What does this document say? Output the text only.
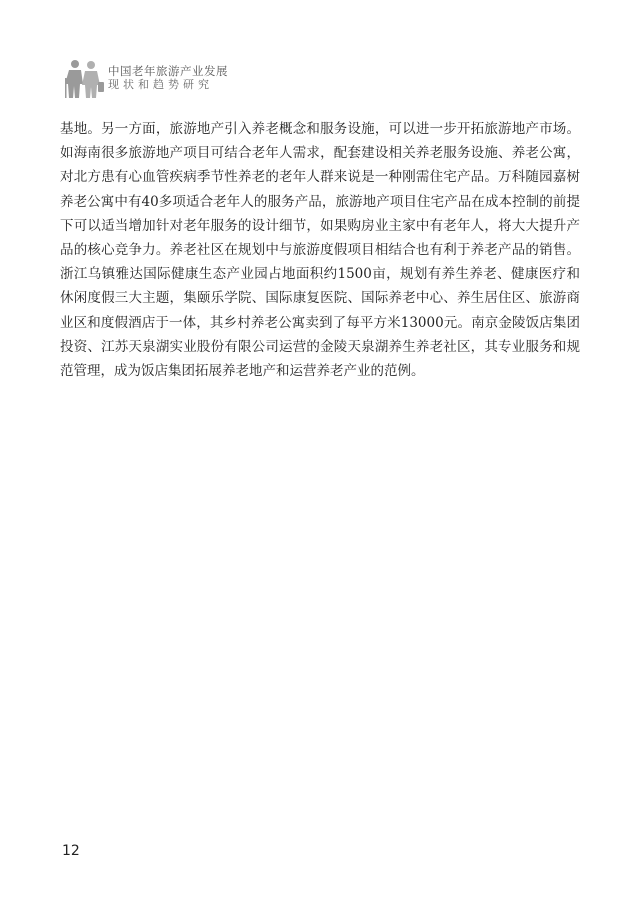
中国老年旅游产业发展
现状和趋势研究

基地。另一方面，旅游地产引入养老概念和服务设施，可以进一步开拓旅游地产市场。如海南很多旅游地产项目可结合老年人需求，配套建设相关养老服务设施、养老公寓，对北方患有心血管疾病季节性养老的老年人群来说是一种刚需住宅产品。万科随园嘉树养老公寓中有40多项适合老年人的服务产品，旅游地产项目住宅产品在成本控制的前提下可以适当增加针对老年服务的设计细节，如果购房业主家中有老年人，将大大提升产品的核心竞争力。养老社区在规划中与旅游度假项目相结合也有利于养老产品的销售。浙江乌镇雅达国际健康生态产业园占地面积约1500亩，规划有养生养老、健康医疗和休闲度假三大主题，集颐乐学院、国际康复医院、国际养老中心、养生居住区、旅游商业区和度假酒店于一体，其乡村养老公寓卖到了每平方米13000元。南京金陵饭店集团投资、江苏天泉湖实业股份有限公司运营的金陵天泉湖养生养老社区，其专业服务和规范管理，成为饭店集团拓展养老地产和运营养老产业的范例。

12
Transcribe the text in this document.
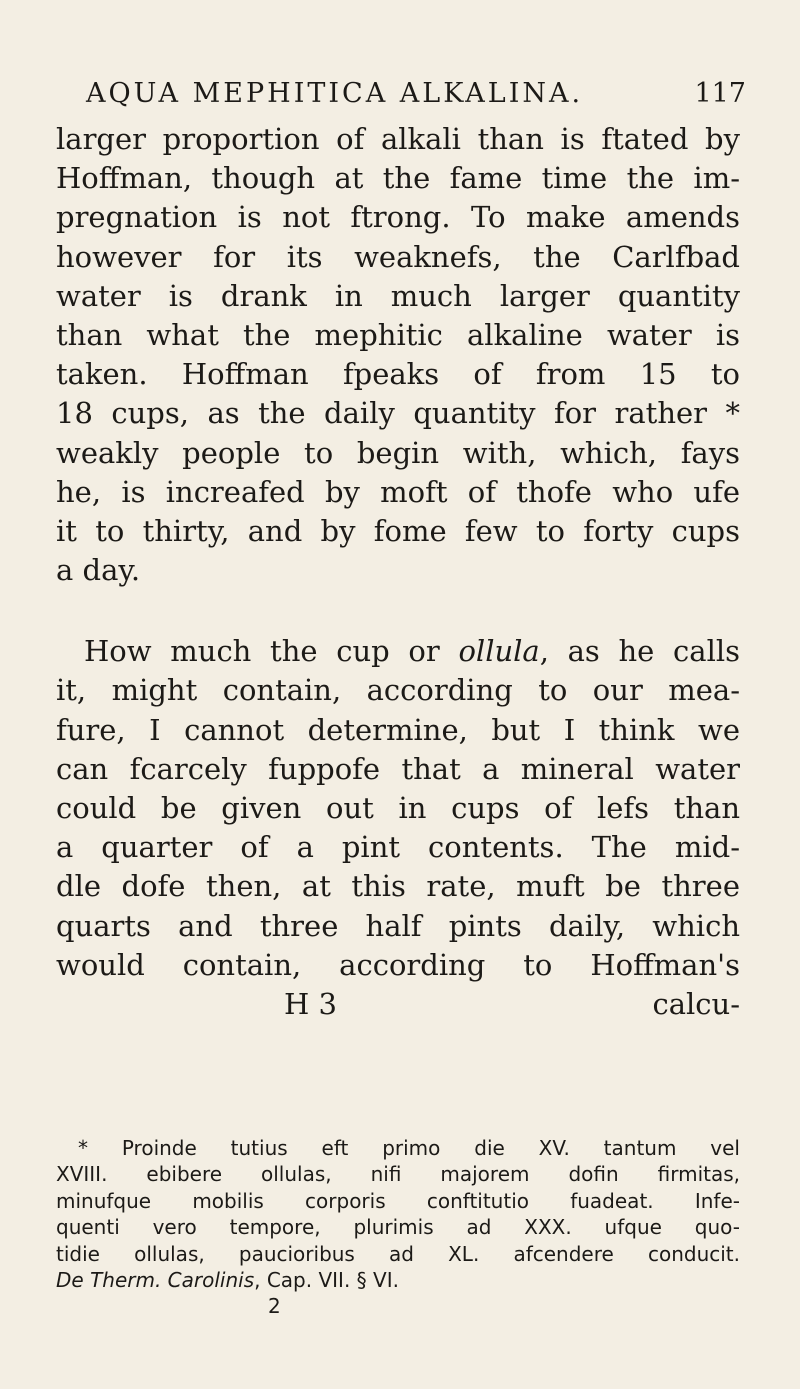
AQUA MEPHITICA ALKALINA.	117
larger proportion of alkali than is ftated by
Hoffman, though at the fame time the im-
pregnation is not ftrong. To make amends
however for its weaknefs, the Carlfbad
water is drank in much larger quantity
than what the mephitic alkaline water is
taken. Hoffman fpeaks of from 15 to
18 cups, as the daily quantity for rather *
weakly people to begin with, which, fays
he, is increafed by moft of thofe who ufe
it to thirty, and by fome few to forty cups
a day.
How much the cup or ollula, as he calls
it, might contain, according to our mea-
fure, I cannot determine, but I think we
can fcarcely fuppofe that a mineral water
could be given out in cups of lefs than
a quarter of a pint contents. The mid-
dle dofe then, at this rate, muft be three
quarts and three half pints daily, which
would contain, according to Hoffman's
H 3	calcu-
* Proinde tutius eft primo die XV. tantum vel
XVIII. ebibere ollulas, nifi majorem dofin firmitas,
minufque mobilis corporis conftitutio fuadeat. Infe-
quenti vero tempore, plurimis ad XXX. ufque quo-
tidie ollulas, paucioribus ad XL. afcendere conducit.
De Therm. Carolinis, Cap. VII. § VI.
2
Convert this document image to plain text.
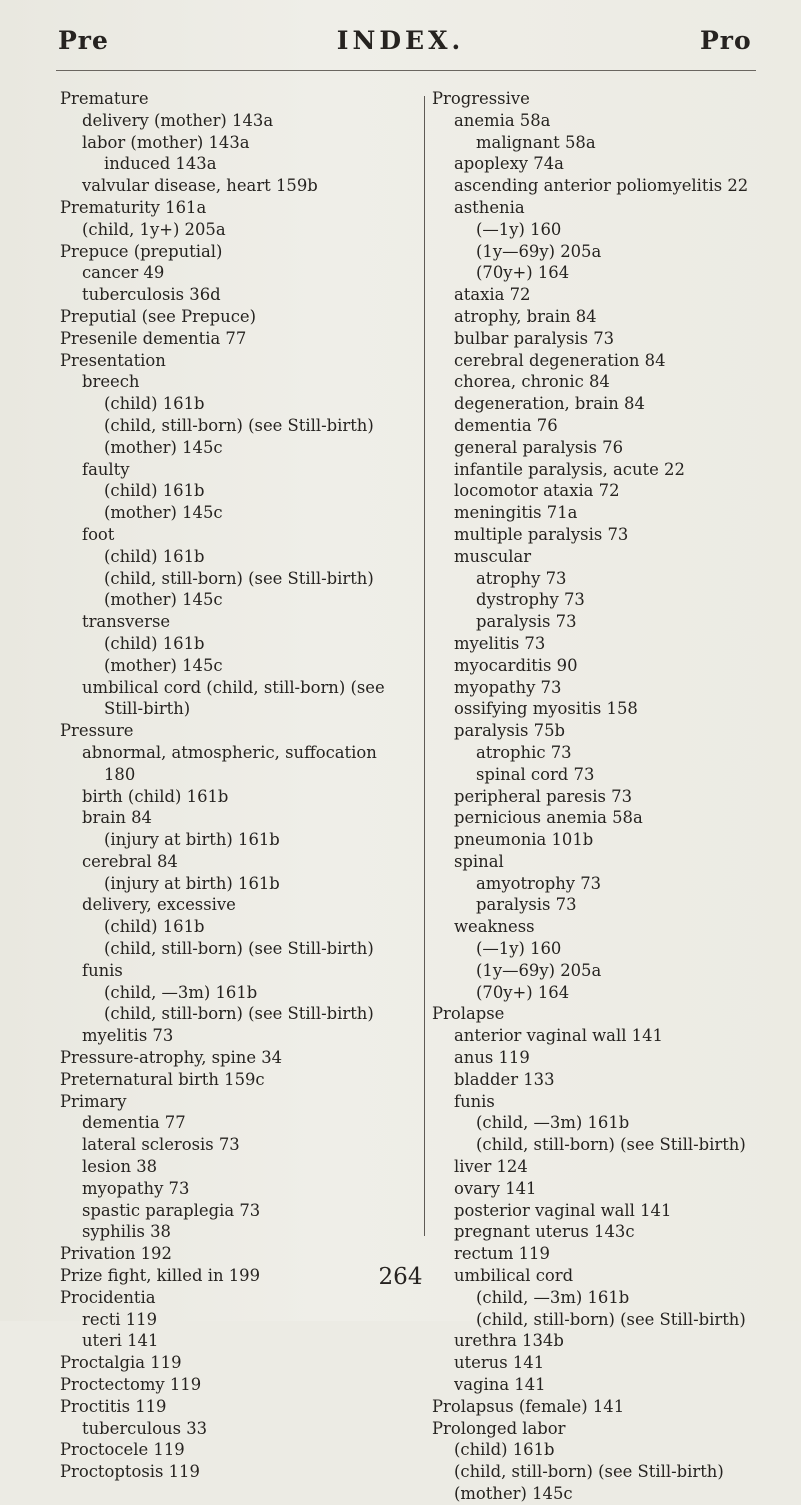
Pre	INDEX.	Pro
Premature
delivery (mother) 143a
labor (mother) 143a
induced 143a
valvular disease, heart 159b
Prematurity 161a
(child, 1y+) 205a
Prepuce (preputial)
cancer 49
tuberculosis 36d
Preputial (see Prepuce)
Presenile dementia 77
Presentation
breech
(child) 161b
(child, still-born) (see Still-birth)
(mother) 145c
faulty
(child) 161b
(mother) 145c
foot
(child) 161b
(child, still-born) (see Still-birth)
(mother) 145c
transverse
(child) 161b
(mother) 145c
umbilical cord (child, still-born) (see
Still-birth)
Pressure
abnormal, atmospheric, suffocation
180
birth (child) 161b
brain 84
(injury at birth) 161b
cerebral 84
(injury at birth) 161b
delivery, excessive
(child) 161b
(child, still-born) (see Still-birth)
funis
(child, —3m) 161b
(child, still-born) (see Still-birth)
myelitis 73
Pressure-atrophy, spine 34
Preternatural birth 159c
Primary
dementia 77
lateral sclerosis 73
lesion 38
myopathy 73
spastic paraplegia 73
syphilis 38
Privation 192
Prize fight, killed in 199
Procidentia
recti 119
uteri 141
Proctalgia 119
Proctectomy 119
Proctitis 119
tuberculous 33
Proctocele 119
Proctoptosis 119
Progressive
anemia 58a
malignant 58a
apoplexy 74a
ascending anterior poliomyelitis 22
asthenia
(—1y) 160
(1y—69y) 205a
(70y+) 164
ataxia 72
atrophy, brain 84
bulbar paralysis 73
cerebral degeneration 84
chorea, chronic 84
degeneration, brain 84
dementia 76
general paralysis 76
infantile paralysis, acute 22
locomotor ataxia 72
meningitis 71a
multiple paralysis 73
muscular
atrophy 73
dystrophy 73
paralysis 73
myelitis 73
myocarditis 90
myopathy 73
ossifying myositis 158
paralysis 75b
atrophic 73
spinal cord 73
peripheral paresis 73
pernicious anemia 58a
pneumonia 101b
spinal
amyotrophy 73
paralysis 73
weakness
(—1y) 160
(1y—69y) 205a
(70y+) 164
Prolapse
anterior vaginal wall 141
anus 119
bladder 133
funis
(child, —3m) 161b
(child, still-born) (see Still-birth)
liver 124
ovary 141
posterior vaginal wall 141
pregnant uterus 143c
rectum 119
umbilical cord
(child, —3m) 161b
(child, still-born) (see Still-birth)
urethra 134b
uterus 141
vagina 141
Prolapsus (female) 141
Prolonged labor
(child) 161b
(child, still-born) (see Still-birth)
(mother) 145c
264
=-=-=
### THE REQUEST
How many lines of the data hold the string "Pressure"? Reply with the number alone.

### EXERCISE ANSWER
2